Extracted data
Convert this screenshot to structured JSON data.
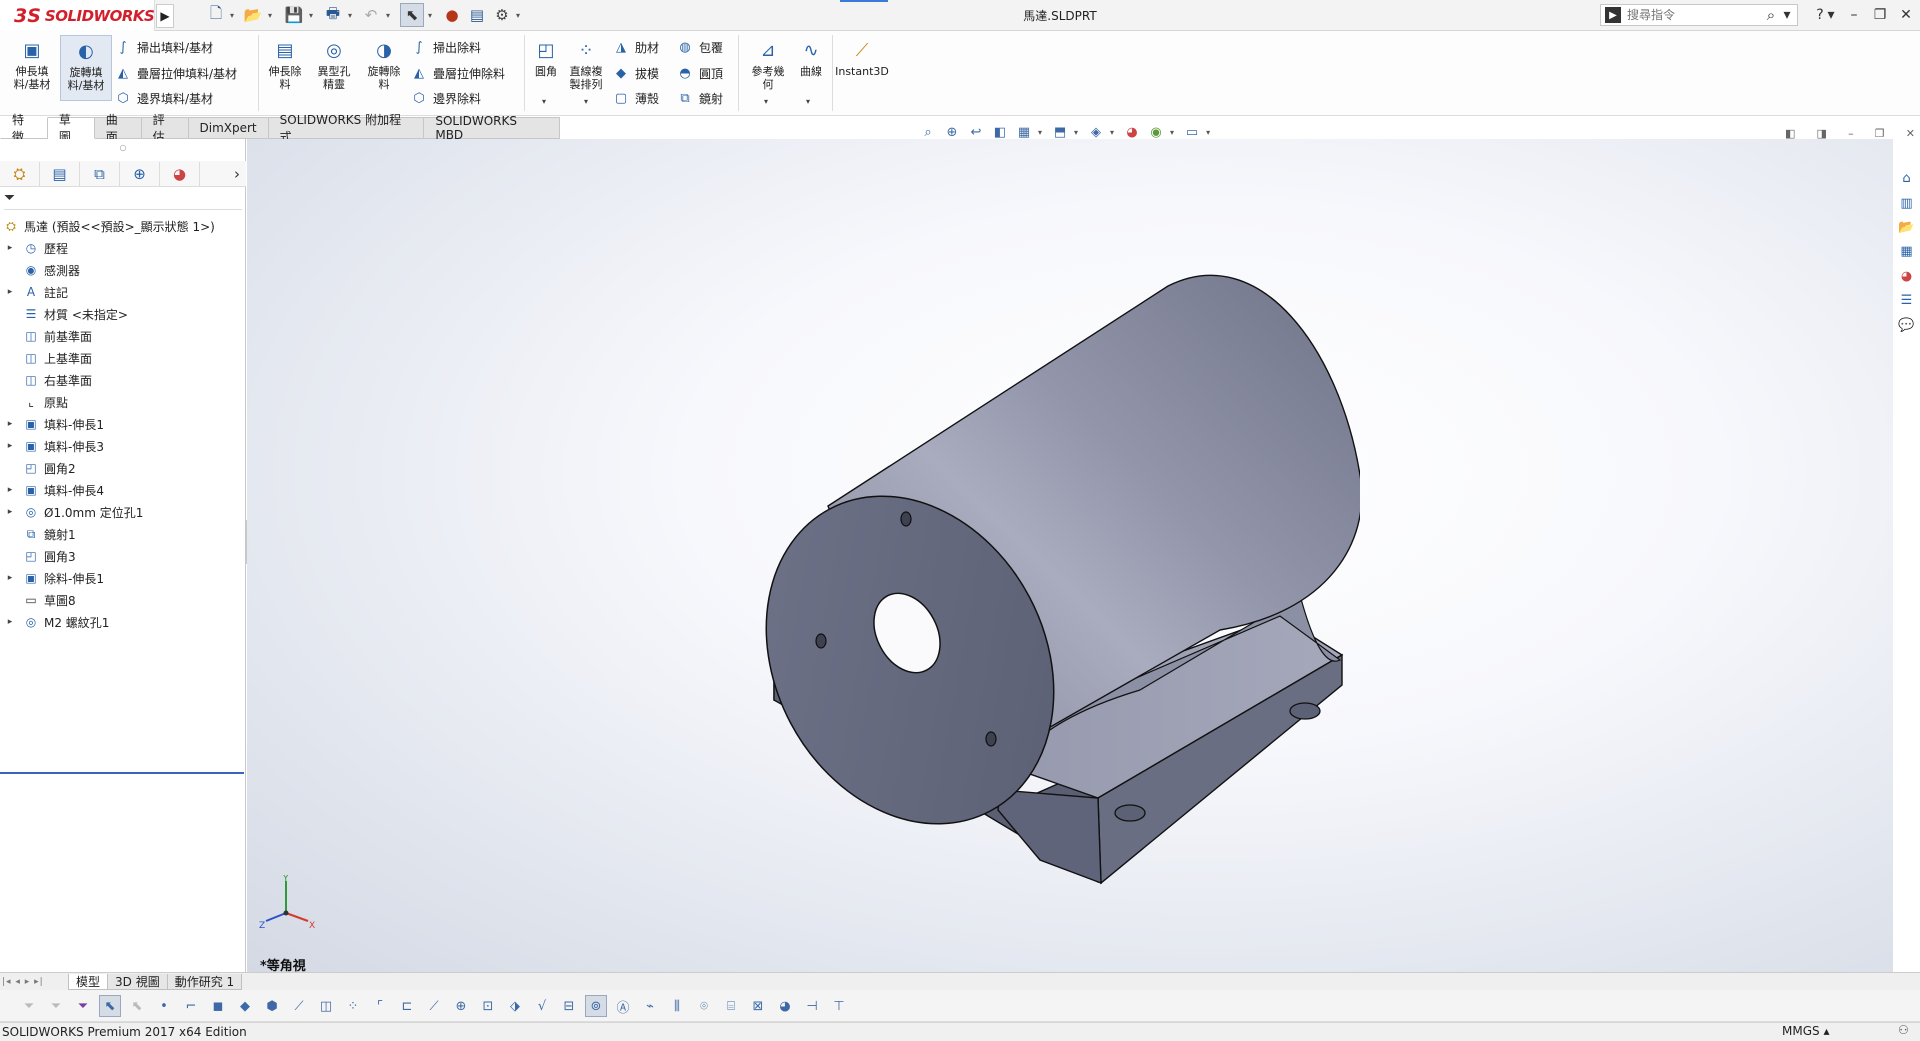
{
  "app": {
    "logo_ds": "3S",
    "logo_text": "SOLIDWORKS",
    "doc_title": "馬達.SLDPRT",
    "search_placeholder": "搜尋指令"
  },
  "colors": {
    "brand": "#d21f2b",
    "accent": "#3a7ad8",
    "model_face": "#8d91a7",
    "model_dark": "#5d6075",
    "selection": "#3a63c2"
  },
  "quick_access": [
    {
      "name": "new-document-icon",
      "glyph": "🗋"
    },
    {
      "name": "open-icon",
      "glyph": "📂"
    },
    {
      "name": "save-icon",
      "glyph": "💾"
    },
    {
      "name": "print-icon",
      "glyph": "🖶"
    },
    {
      "name": "undo-icon",
      "glyph": "↶"
    },
    {
      "name": "select-icon",
      "glyph": "⬉"
    },
    {
      "name": "rebuild-icon",
      "glyph": "🚦"
    },
    {
      "name": "file-properties-icon",
      "glyph": "▤"
    },
    {
      "name": "options-icon",
      "glyph": "⚙"
    }
  ],
  "ribbon": {
    "extrude_boss": "伸長填\n料/基材",
    "revolve_boss": "旋轉填\n料/基材",
    "sweep_boss": "掃出填料/基材",
    "loft_boss": "疊層拉伸填料/基材",
    "boundary_boss": "邊界填料/基材",
    "extrude_cut": "伸長除\n料",
    "hole_wizard": "異型孔\n精靈",
    "revolve_cut": "旋轉除\n料",
    "sweep_cut": "掃出除料",
    "loft_cut": "疊層拉伸除料",
    "boundary_cut": "邊界除料",
    "fillet": "圓角",
    "linear_pattern": "直線複\n製排列",
    "rib": "肋材",
    "draft": "拔模",
    "shell": "薄殼",
    "wrap": "包覆",
    "dome": "圓頂",
    "mirror": "鏡射",
    "reference_geometry": "參考幾\n何",
    "curves": "曲線",
    "instant3d": "Instant3D"
  },
  "command_tabs": [
    "特徵",
    "草圖",
    "曲面",
    "評估",
    "DimXpert",
    "SOLIDWORKS 附加程式",
    "SOLIDWORKS MBD"
  ],
  "feature_tree": [
    {
      "label": "馬達 (預設<<預設>_顯示狀態 1>)",
      "expand": "",
      "glyph": "⛭",
      "root": true
    },
    {
      "label": "歷程",
      "expand": "▸",
      "glyph": "◷"
    },
    {
      "label": "感測器",
      "expand": "",
      "glyph": "◉"
    },
    {
      "label": "註記",
      "expand": "▸",
      "glyph": "A"
    },
    {
      "label": "材質 <未指定>",
      "expand": "",
      "glyph": "☰"
    },
    {
      "label": "前基準面",
      "expand": "",
      "glyph": "◫"
    },
    {
      "label": "上基準面",
      "expand": "",
      "glyph": "◫"
    },
    {
      "label": "右基準面",
      "expand": "",
      "glyph": "◫"
    },
    {
      "label": "原點",
      "expand": "",
      "glyph": "⌞"
    },
    {
      "label": "填料-伸長1",
      "expand": "▸",
      "glyph": "▣"
    },
    {
      "label": "填料-伸長3",
      "expand": "▸",
      "glyph": "▣"
    },
    {
      "label": "圓角2",
      "expand": "",
      "glyph": "◰"
    },
    {
      "label": "填料-伸長4",
      "expand": "▸",
      "glyph": "▣"
    },
    {
      "label": "Ø1.0mm 定位孔1",
      "expand": "▸",
      "glyph": "◎"
    },
    {
      "label": "鏡射1",
      "expand": "",
      "glyph": "⧉"
    },
    {
      "label": "圓角3",
      "expand": "",
      "glyph": "◰"
    },
    {
      "label": "除料-伸長1",
      "expand": "▸",
      "glyph": "▣"
    },
    {
      "label": "草圖8",
      "expand": "",
      "glyph": "▭"
    },
    {
      "label": "M2 螺紋孔1",
      "expand": "▸",
      "glyph": "◎"
    }
  ],
  "view_label": "*等角視",
  "bottom_tabs": [
    "模型",
    "3D 視圖",
    "動作研究 1"
  ],
  "status": {
    "edition": "SOLIDWORKS Premium 2017 x64 Edition",
    "units": "MMGS ▴"
  }
}
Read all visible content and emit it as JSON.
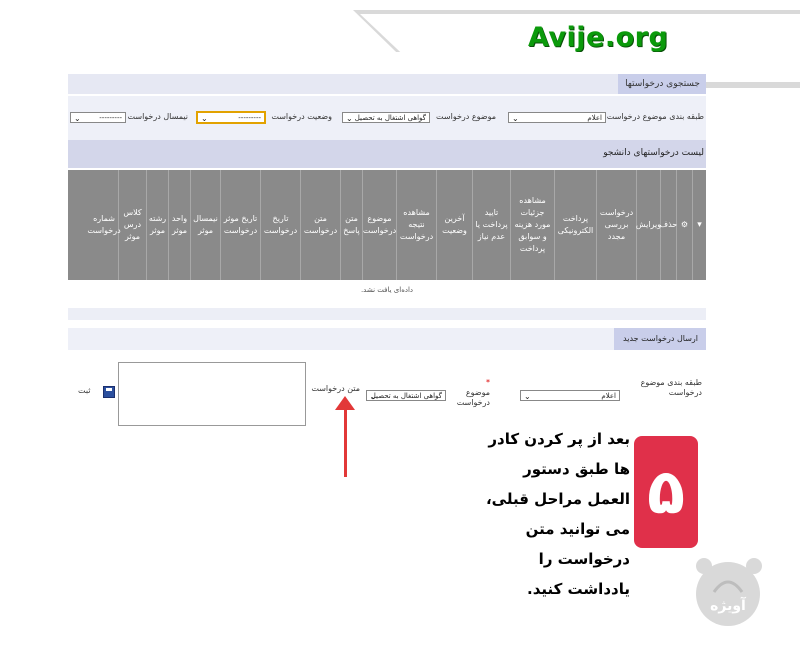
{
  "watermark": {
    "brand": "Avije.org",
    "logo_text": "آویژه"
  },
  "search_section": {
    "title": "جستجوی درخواستها"
  },
  "filters": {
    "category_label": "طبقه بندی موضوع درخواست",
    "category_value": "اعلام",
    "subject_label": "موضوع درخواست",
    "subject_value": "گواهی اشتغال به تحصیل",
    "status_label": "وضعیت درخواست",
    "status_value": "---------",
    "term_label": "نیمسال درخواست",
    "term_value": "---------"
  },
  "list_section": {
    "title": "لیست درخواستهای دانشجو"
  },
  "table": {
    "columns": [
      "حذف",
      "ویرایش",
      "درخواست بررسی مجدد",
      "پرداخت الکترونیکی",
      "مشاهده جزئیات مورد هزینه و سوابق پرداخت",
      "تایید پرداخت یا عدم نیاز",
      "آخرین وضعیت",
      "مشاهده نتیجه درخواست",
      "موضوع درخواست",
      "متن پاسخ",
      "متن درخواست",
      "تاریخ درخواست",
      "تاریخ موثر درخواست",
      "نیمسال موثر",
      "واحد موثر",
      "رشته موثر",
      "کلاس درس موثر",
      "شماره درخواست"
    ],
    "empty_message": "داده‌ای یافت نشد."
  },
  "new_request": {
    "title": "ارسال درخواست جدید",
    "category_label": "طبقه بندی موضوع درخواست",
    "category_value": "اعلام",
    "subject_label": "موضوع درخواست",
    "subject_required": "*",
    "subject_value": "گواهی اشتغال به تحصیل",
    "text_label": "متن درخواست",
    "save_label": "ثبت"
  },
  "annotation": {
    "step_number": "۵",
    "text": "بعد از پر کردن کادر ها طبق دستور العمل مراحل قبلی، می توانید متن درخواست را یادداشت کنید."
  },
  "colors": {
    "accent_red": "#e0304a",
    "header_blue": "#c9ceea",
    "grid_gray": "#8a8a8a",
    "brand_green": "#0b9a0b"
  }
}
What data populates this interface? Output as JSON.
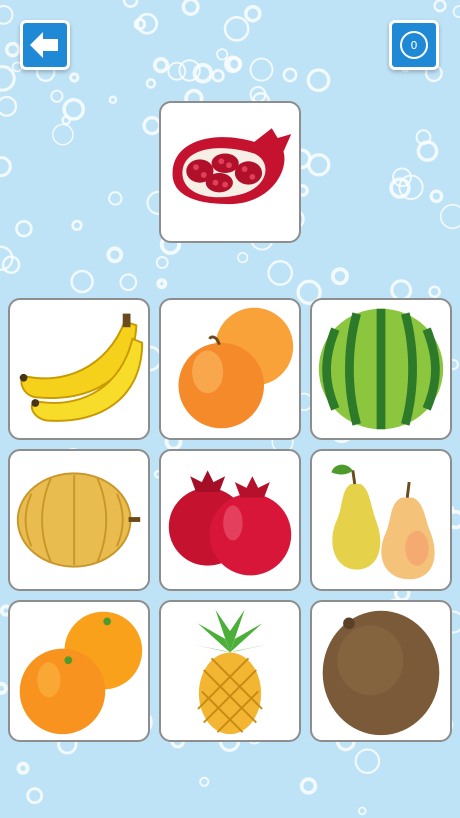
{
  "screen": {
    "background_color": "#bfe3f6",
    "bubble_color": "#ffffff"
  },
  "header": {
    "back_button": {
      "icon": "arrow-left-icon",
      "color": "#1f89d6"
    },
    "score_badge": {
      "value": "0",
      "color": "#1f89d6"
    }
  },
  "target": {
    "fruit": "pomegranate-half"
  },
  "grid": {
    "cards": [
      {
        "fruit": "banana"
      },
      {
        "fruit": "peach"
      },
      {
        "fruit": "watermelon"
      },
      {
        "fruit": "melon"
      },
      {
        "fruit": "pomegranate"
      },
      {
        "fruit": "pear"
      },
      {
        "fruit": "orange"
      },
      {
        "fruit": "pineapple"
      },
      {
        "fruit": "kiwi"
      }
    ]
  }
}
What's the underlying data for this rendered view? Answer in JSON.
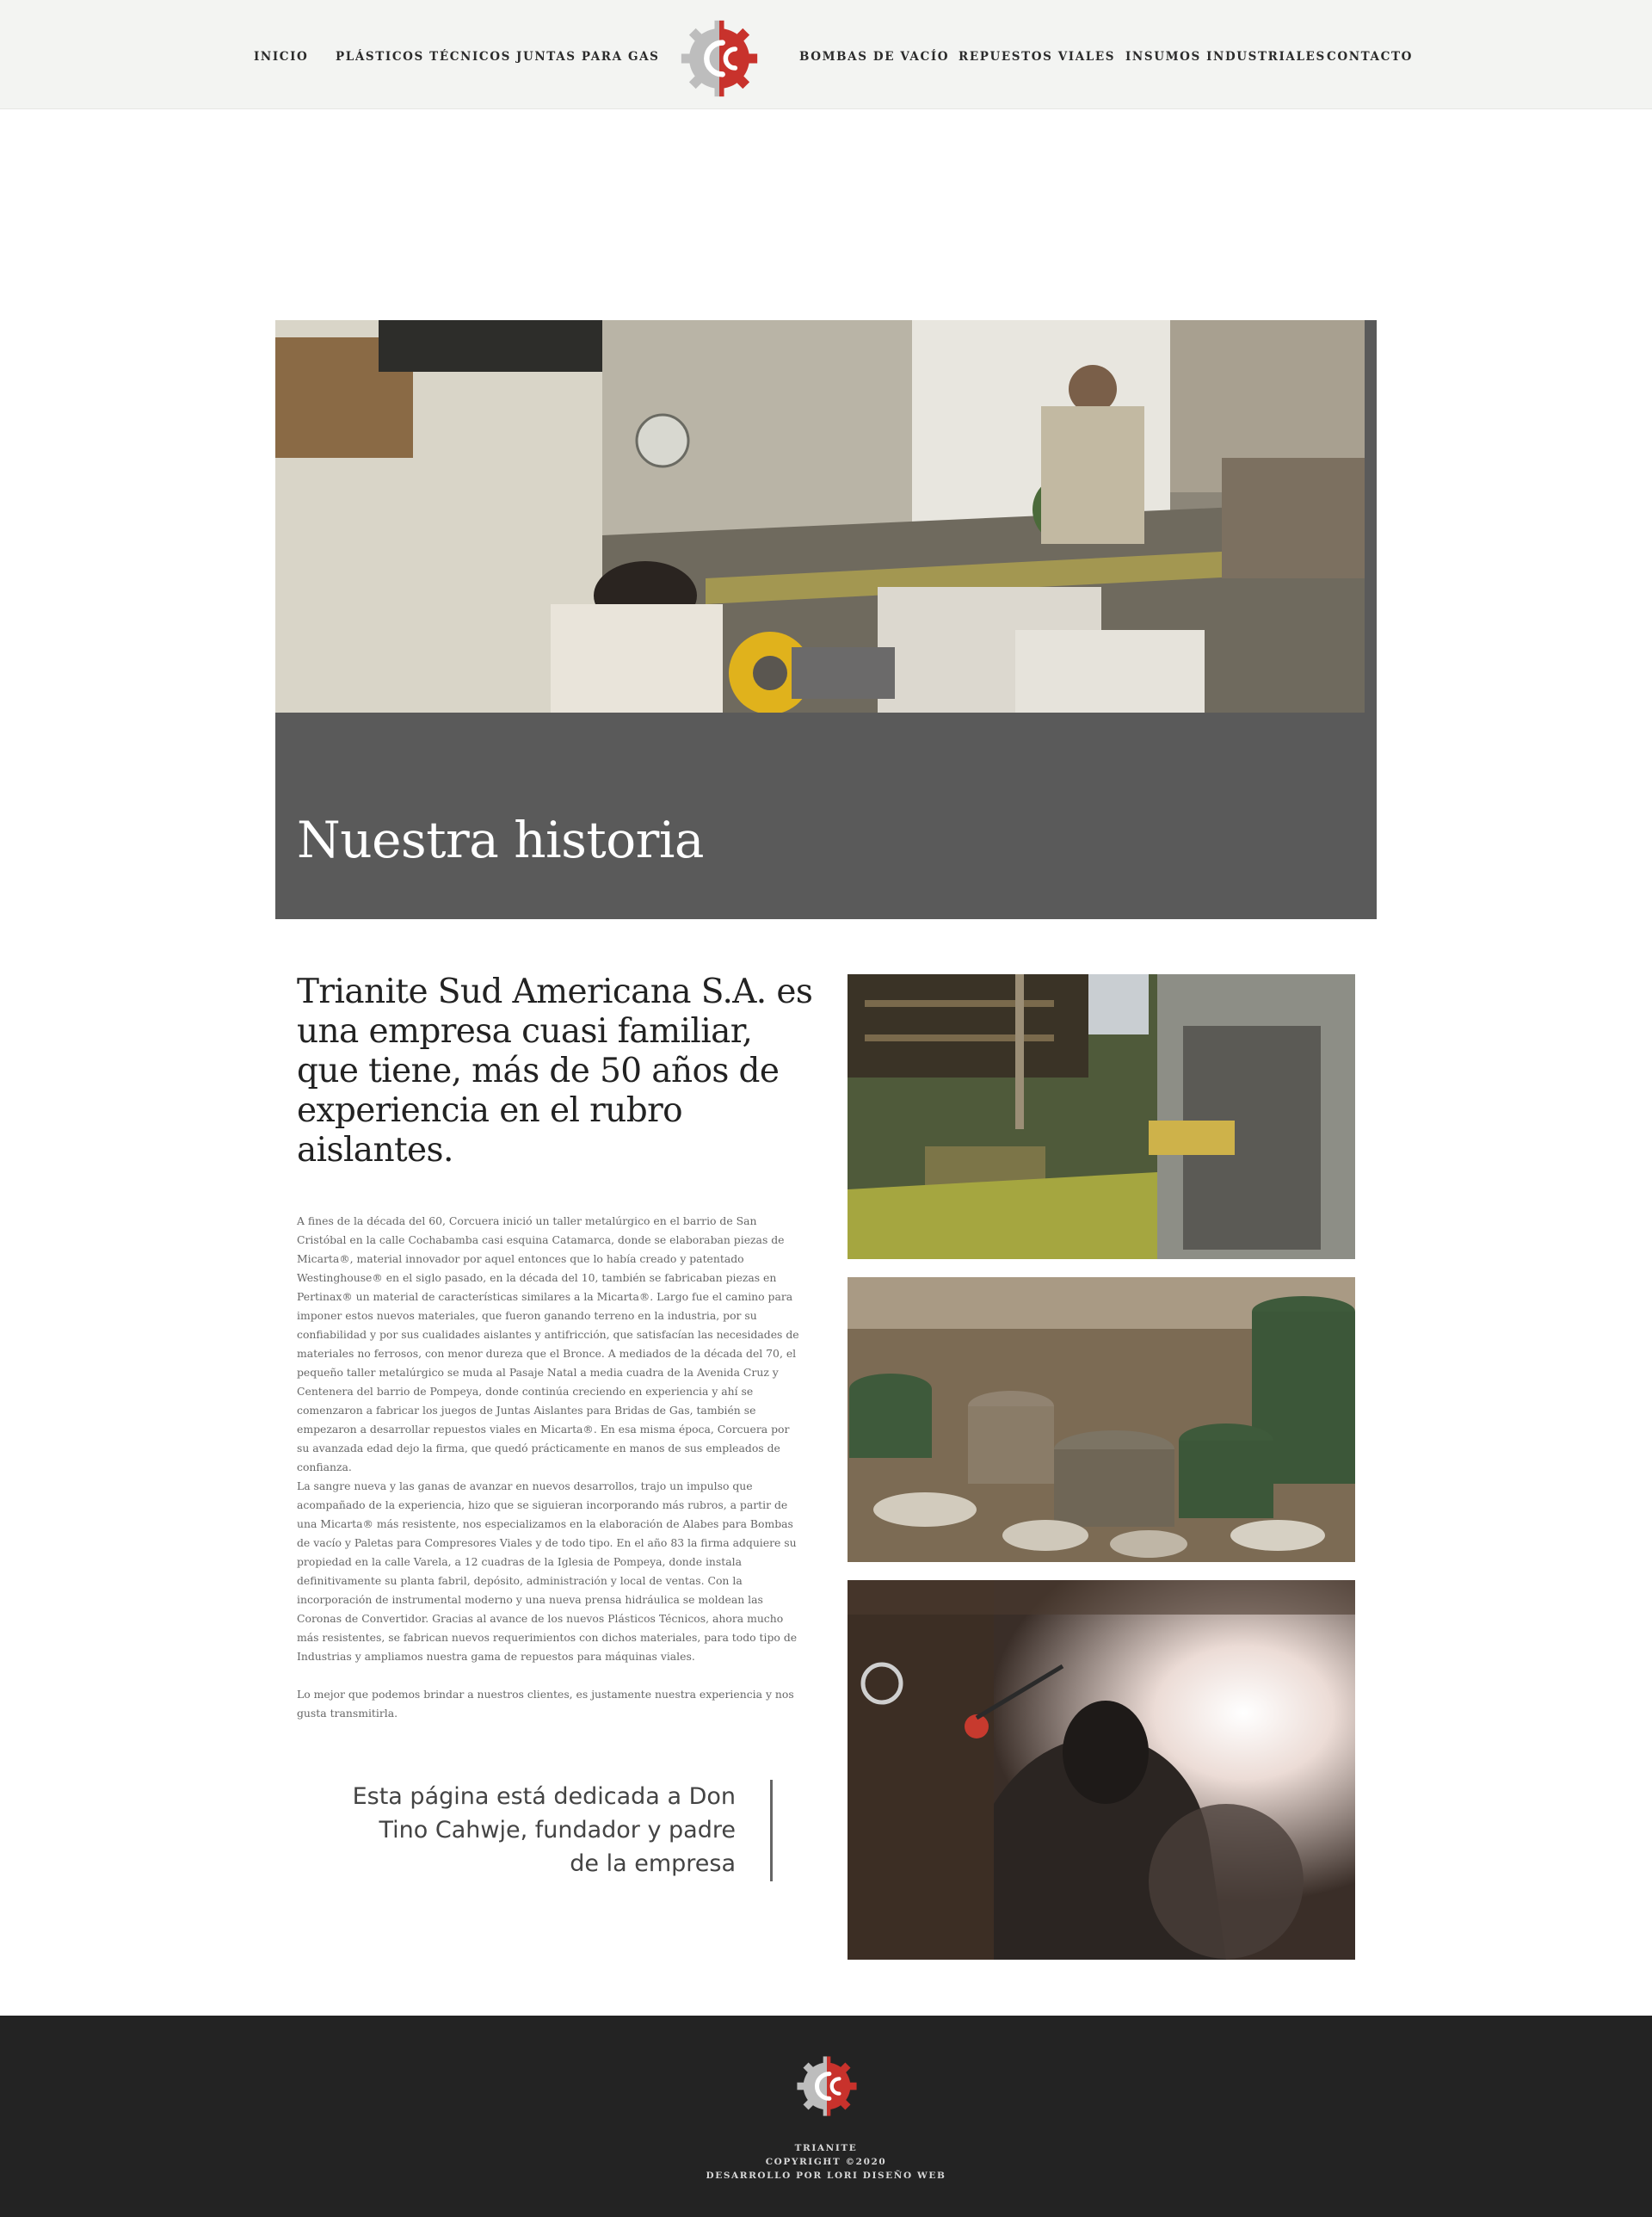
{
  "nav": {
    "left": [
      "INICIO",
      "PLÁSTICOS TÉCNICOS",
      "JUNTAS PARA GAS"
    ],
    "right": [
      "BOMBAS DE VACÍO",
      "REPUESTOS VIALES",
      "INSUMOS INDUSTRIALES",
      "CONTACTO"
    ]
  },
  "brand": {
    "logo_icon": "gear-c-logo-icon",
    "red": "#c8322c",
    "gray": "#bdbdbd"
  },
  "hero": {
    "title": "Nuestra historia",
    "photo": "workshop-photo"
  },
  "content": {
    "lead": "Trianite Sud Americana S.A. es una empresa cuasi familiar, que tiene, más de 50 años de experiencia en el rubro aislantes.",
    "paragraphs": [
      "A fines de la década del 60, Corcuera inició un taller metalúrgico en el barrio de San Cristóbal en la calle Cochabamba casi esquina Catamarca, donde se elaboraban piezas de Micarta®, material innovador por aquel entonces que lo había creado y patentado Westinghouse® en el siglo pasado, en la década del 10, también se fabricaban piezas en Pertinax® un material de características similares a la Micarta®. Largo fue el camino para imponer estos nuevos materiales, que fueron ganando terreno en la industria, por su confiabilidad y por sus cualidades aislantes y antifricción, que satisfacían las necesidades de materiales no ferrosos, con menor dureza que el Bronce. A mediados de la década del 70, el pequeño taller metalúrgico se muda al Pasaje Natal a media cuadra de la Avenida Cruz y Centenera del barrio de Pompeya, donde continúa creciendo en experiencia y ahí se comenzaron a fabricar los juegos de Juntas Aislantes para Bridas de Gas, también se empezaron a desarrollar repuestos viales en Micarta®. En esa misma época, Corcuera por su avanzada edad dejo la firma, que quedó prácticamente en manos de sus empleados de confianza.",
      "La sangre nueva y las ganas de avanzar en nuevos desarrollos, trajo un impulso que acompañado de la experiencia, hizo que se siguieran incorporando más rubros, a partir de una Micarta® más resistente, nos especializamos en la elaboración de Alabes para Bombas de vacío y Paletas para Compresores Viales y de todo tipo. En el año 83 la firma adquiere su propiedad en la calle Varela, a 12 cuadras de la Iglesia de Pompeya, donde instala definitivamente su planta fabril, depósito, administración y local de ventas. Con la incorporación de instrumental moderno y una nueva prensa hidráulica se moldean las Coronas de Convertidor. Gracias al avance de los nuevos Plásticos Técnicos, ahora mucho más resistentes, se fabrican nuevos requerimientos con dichos materiales, para todo tipo de Industrias y ampliamos nuestra gama de repuestos para máquinas viales.",
      "Lo mejor que podemos brindar a nuestros clientes, es justamente nuestra experiencia y nos gusta transmitirla."
    ],
    "quote": "Esta página está dedicada a Don Tino Cahwje, fundador y padre de la empresa"
  },
  "gallery": [
    "factory-press-photo",
    "gasket-stock-photo",
    "welder-photo"
  ],
  "footer": {
    "name": "TRIANITE",
    "copyright": "COPYRIGHT ©2020",
    "credit": "DESARROLLO POR LORI DISEÑO WEB"
  }
}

Objective
Pull out all lines from the entries above in which the word "JSON" appears.

Task solution
Convert this screenshot to structured JSON data.
Read all visible content and emit it as JSON.
What data populates this interface? Output as JSON.
What's the underlying data for this rendered view? Answer in JSON.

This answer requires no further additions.